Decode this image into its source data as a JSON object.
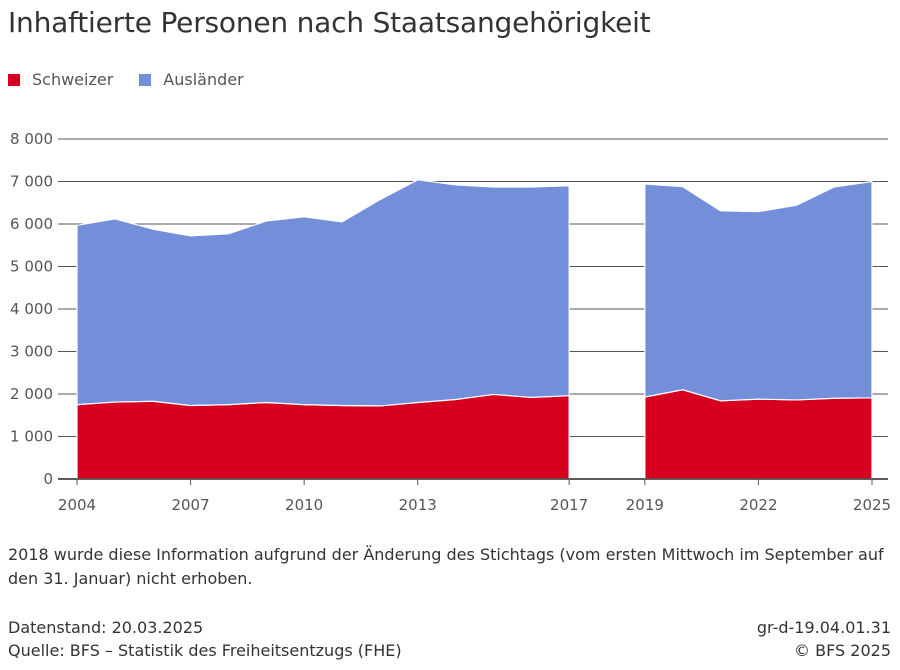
{
  "title": "Inhaftierte Personen nach Staatsangehörigkeit",
  "legend": [
    {
      "label": "Schweizer",
      "color": "#d7001e"
    },
    {
      "label": "Ausländer",
      "color": "#738fd9"
    }
  ],
  "chart_data": {
    "type": "area",
    "stacked": true,
    "title": "Inhaftierte Personen nach Staatsangehörigkeit",
    "xlabel": "",
    "ylabel": "",
    "ylim": [
      0,
      8000
    ],
    "yticks": [
      0,
      1000,
      2000,
      3000,
      4000,
      5000,
      6000,
      7000,
      8000
    ],
    "ytick_labels": [
      "0",
      "1 000",
      "2 000",
      "3 000",
      "4 000",
      "5 000",
      "6 000",
      "7 000",
      "8 000"
    ],
    "xlim": [
      2004,
      2025
    ],
    "xticks": [
      2004,
      2007,
      2010,
      2013,
      2017,
      2019,
      2022,
      2025
    ],
    "xtick_labels": [
      "2004",
      "2007",
      "2010",
      "2013",
      "2017",
      "2019",
      "2022",
      "2025"
    ],
    "grid": true,
    "segments": [
      {
        "x": [
          2004,
          2005,
          2006,
          2007,
          2008,
          2009,
          2010,
          2011,
          2012,
          2013,
          2014,
          2015,
          2016,
          2017
        ],
        "series": [
          {
            "name": "Schweizer",
            "color": "#d7001e",
            "values": [
              1750,
              1810,
              1830,
              1730,
              1750,
              1800,
              1750,
              1730,
              1720,
              1800,
              1870,
              1990,
              1920,
              1960
            ]
          },
          {
            "name": "Ausländer",
            "color": "#738fd9",
            "values": [
              4220,
              4310,
              4050,
              3990,
              4020,
              4270,
              4420,
              4320,
              4850,
              5240,
              5050,
              4880,
              4950,
              4940
            ]
          }
        ]
      },
      {
        "x": [
          2019,
          2020,
          2021,
          2022,
          2023,
          2024,
          2025
        ],
        "series": [
          {
            "name": "Schweizer",
            "color": "#d7001e",
            "values": [
              1930,
              2100,
              1840,
              1880,
              1860,
              1900,
              1910
            ]
          },
          {
            "name": "Ausländer",
            "color": "#738fd9",
            "values": [
              5010,
              4780,
              4470,
              4410,
              4580,
              4970,
              5090
            ]
          }
        ]
      }
    ],
    "annotations": []
  },
  "note": "2018 wurde diese Information aufgrund der Änderung des Stichtags (vom ersten Mittwoch im September auf den 31. Januar) nicht erhoben.",
  "footer": {
    "datenstand": "Datenstand: 20.03.2025",
    "quelle": "Quelle: BFS – Statistik des Freiheitsentzugs (FHE)",
    "code": "gr-d-19.04.01.31",
    "copyright": "© BFS 2025"
  }
}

________________________

=== SET EXERCISE ===
Copy each line of the listing in which the word "Staatsangehörigkeit" can be found.

=== REPLY ===
  "title": "Inhaftierte Personen nach Staatsangehörigkeit",
    "title": "Inhaftierte Personen nach Staatsangehörigkeit",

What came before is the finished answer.